** Begin Records for processing **

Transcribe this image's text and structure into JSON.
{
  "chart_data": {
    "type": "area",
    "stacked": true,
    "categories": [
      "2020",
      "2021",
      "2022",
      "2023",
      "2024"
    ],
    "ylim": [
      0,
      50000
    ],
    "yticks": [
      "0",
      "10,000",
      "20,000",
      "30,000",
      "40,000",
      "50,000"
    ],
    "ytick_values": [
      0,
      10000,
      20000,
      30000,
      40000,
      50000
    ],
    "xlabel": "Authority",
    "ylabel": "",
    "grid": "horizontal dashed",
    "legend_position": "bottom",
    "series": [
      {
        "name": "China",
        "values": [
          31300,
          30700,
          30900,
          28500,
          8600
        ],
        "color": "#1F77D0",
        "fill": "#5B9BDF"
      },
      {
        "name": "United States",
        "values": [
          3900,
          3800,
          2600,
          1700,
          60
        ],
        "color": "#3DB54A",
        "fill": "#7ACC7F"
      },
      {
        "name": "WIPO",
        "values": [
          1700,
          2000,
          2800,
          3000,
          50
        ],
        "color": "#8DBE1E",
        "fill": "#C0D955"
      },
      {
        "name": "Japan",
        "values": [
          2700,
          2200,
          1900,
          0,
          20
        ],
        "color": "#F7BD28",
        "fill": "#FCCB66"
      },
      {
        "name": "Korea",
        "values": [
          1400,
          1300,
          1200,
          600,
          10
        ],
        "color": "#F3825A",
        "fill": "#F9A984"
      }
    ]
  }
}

** End Records for processing **

▶ **Exercise directions**
All lines in the data that contain the word "fill" should be copied.

▶ **Exercise response**
        "fill": "#5B9BDF"
        "fill": "#7ACC7F"
        "fill": "#C0D955"
        "fill": "#FCCB66"
        "fill": "#F9A984"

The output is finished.